Locate every line in the records below that contains the word "type", and copy each one.
-- start MATERIAL FOR THIS EXERCISE --
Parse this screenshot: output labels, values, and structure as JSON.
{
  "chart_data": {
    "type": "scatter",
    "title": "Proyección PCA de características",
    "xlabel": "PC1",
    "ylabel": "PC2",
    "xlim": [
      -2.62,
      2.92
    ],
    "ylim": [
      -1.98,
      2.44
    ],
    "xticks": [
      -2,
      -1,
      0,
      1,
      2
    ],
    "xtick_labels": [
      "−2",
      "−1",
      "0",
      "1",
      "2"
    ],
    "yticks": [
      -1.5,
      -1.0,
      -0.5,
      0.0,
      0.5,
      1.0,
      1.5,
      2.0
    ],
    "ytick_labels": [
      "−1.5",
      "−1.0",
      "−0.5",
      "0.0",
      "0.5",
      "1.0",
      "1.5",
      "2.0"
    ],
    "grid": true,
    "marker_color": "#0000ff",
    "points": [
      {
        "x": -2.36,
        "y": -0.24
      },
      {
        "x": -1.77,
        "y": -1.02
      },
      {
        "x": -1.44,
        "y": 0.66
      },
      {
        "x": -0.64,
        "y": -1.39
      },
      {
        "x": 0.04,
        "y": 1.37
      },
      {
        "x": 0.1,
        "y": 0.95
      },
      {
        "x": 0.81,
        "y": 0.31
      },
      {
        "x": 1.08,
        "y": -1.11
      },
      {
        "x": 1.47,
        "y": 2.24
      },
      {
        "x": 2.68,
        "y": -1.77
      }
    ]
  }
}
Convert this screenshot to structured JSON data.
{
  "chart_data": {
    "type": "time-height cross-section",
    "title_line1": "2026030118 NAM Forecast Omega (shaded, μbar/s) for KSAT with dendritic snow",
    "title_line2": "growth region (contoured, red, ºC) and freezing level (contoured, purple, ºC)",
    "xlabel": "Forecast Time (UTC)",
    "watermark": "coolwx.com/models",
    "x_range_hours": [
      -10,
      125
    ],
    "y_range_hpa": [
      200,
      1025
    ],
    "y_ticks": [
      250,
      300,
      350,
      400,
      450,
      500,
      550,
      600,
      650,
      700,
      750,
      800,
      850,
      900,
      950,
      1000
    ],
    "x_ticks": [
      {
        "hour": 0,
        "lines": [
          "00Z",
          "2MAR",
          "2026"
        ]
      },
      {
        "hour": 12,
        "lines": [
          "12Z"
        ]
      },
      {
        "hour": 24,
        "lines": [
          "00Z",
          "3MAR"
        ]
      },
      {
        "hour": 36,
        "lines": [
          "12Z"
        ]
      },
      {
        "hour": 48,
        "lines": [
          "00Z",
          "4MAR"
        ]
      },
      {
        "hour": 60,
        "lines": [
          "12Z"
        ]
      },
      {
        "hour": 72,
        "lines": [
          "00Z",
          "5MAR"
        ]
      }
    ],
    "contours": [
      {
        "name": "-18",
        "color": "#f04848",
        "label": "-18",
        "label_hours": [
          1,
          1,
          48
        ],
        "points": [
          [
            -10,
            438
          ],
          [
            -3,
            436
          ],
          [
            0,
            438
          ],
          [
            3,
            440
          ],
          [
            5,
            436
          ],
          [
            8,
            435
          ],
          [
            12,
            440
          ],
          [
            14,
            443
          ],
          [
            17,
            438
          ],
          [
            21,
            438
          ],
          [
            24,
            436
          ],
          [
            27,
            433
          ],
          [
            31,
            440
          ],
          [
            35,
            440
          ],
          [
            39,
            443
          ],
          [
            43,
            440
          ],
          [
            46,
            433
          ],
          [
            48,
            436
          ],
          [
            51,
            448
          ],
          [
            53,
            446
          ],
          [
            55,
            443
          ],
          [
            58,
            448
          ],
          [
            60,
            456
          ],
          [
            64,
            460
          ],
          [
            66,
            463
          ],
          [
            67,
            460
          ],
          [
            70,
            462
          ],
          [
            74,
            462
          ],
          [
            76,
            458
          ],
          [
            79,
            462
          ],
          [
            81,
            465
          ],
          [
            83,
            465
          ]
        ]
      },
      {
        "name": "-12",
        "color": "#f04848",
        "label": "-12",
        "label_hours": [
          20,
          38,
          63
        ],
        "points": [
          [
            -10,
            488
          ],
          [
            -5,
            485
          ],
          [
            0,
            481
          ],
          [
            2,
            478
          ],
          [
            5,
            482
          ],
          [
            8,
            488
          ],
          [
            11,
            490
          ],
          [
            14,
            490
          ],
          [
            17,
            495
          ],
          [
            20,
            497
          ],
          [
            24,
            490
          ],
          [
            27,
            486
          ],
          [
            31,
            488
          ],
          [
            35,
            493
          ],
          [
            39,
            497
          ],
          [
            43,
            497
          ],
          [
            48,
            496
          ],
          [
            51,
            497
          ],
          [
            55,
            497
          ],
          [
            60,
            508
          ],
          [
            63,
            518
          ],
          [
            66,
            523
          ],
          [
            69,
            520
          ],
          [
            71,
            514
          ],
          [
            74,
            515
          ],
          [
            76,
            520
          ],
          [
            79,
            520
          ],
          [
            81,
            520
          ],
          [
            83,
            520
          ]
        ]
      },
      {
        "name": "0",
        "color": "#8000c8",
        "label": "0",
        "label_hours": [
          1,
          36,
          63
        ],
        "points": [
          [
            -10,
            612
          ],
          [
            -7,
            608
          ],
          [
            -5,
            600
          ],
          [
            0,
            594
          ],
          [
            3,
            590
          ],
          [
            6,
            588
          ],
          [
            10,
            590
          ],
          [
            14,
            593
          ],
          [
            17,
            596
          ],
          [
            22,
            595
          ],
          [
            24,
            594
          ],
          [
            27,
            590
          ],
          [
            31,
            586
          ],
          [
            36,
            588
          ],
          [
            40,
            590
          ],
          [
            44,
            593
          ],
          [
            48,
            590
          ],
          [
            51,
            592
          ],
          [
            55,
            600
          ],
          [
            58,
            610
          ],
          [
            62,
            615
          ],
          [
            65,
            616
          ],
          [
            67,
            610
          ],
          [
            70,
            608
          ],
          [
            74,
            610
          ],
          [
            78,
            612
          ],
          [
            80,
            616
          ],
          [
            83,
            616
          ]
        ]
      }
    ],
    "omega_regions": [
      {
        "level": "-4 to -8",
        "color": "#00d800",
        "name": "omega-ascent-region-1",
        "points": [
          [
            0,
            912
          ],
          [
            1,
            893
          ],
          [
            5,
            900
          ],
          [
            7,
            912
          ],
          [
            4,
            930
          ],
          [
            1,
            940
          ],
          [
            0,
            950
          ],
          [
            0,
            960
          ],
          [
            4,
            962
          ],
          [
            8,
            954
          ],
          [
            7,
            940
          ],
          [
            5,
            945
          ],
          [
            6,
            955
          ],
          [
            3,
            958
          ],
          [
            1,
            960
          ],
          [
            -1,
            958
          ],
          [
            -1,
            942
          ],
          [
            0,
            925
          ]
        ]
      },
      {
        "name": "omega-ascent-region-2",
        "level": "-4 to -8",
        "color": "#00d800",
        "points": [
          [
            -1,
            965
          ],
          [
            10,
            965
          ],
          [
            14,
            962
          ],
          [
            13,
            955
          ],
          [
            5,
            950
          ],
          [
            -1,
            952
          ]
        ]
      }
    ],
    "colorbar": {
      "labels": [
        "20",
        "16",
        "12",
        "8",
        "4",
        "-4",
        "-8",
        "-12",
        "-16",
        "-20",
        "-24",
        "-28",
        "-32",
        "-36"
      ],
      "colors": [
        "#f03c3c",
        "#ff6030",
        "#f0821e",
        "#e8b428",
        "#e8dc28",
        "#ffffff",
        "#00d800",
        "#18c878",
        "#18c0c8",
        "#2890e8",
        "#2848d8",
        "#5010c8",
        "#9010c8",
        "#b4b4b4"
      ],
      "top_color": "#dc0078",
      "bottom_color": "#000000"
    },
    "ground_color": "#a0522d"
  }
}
-- end MATERIAL FOR THIS EXERCISE --
SOLVED EXERCISE:
    "type": "scatter",
    "type": "time-height cross-section",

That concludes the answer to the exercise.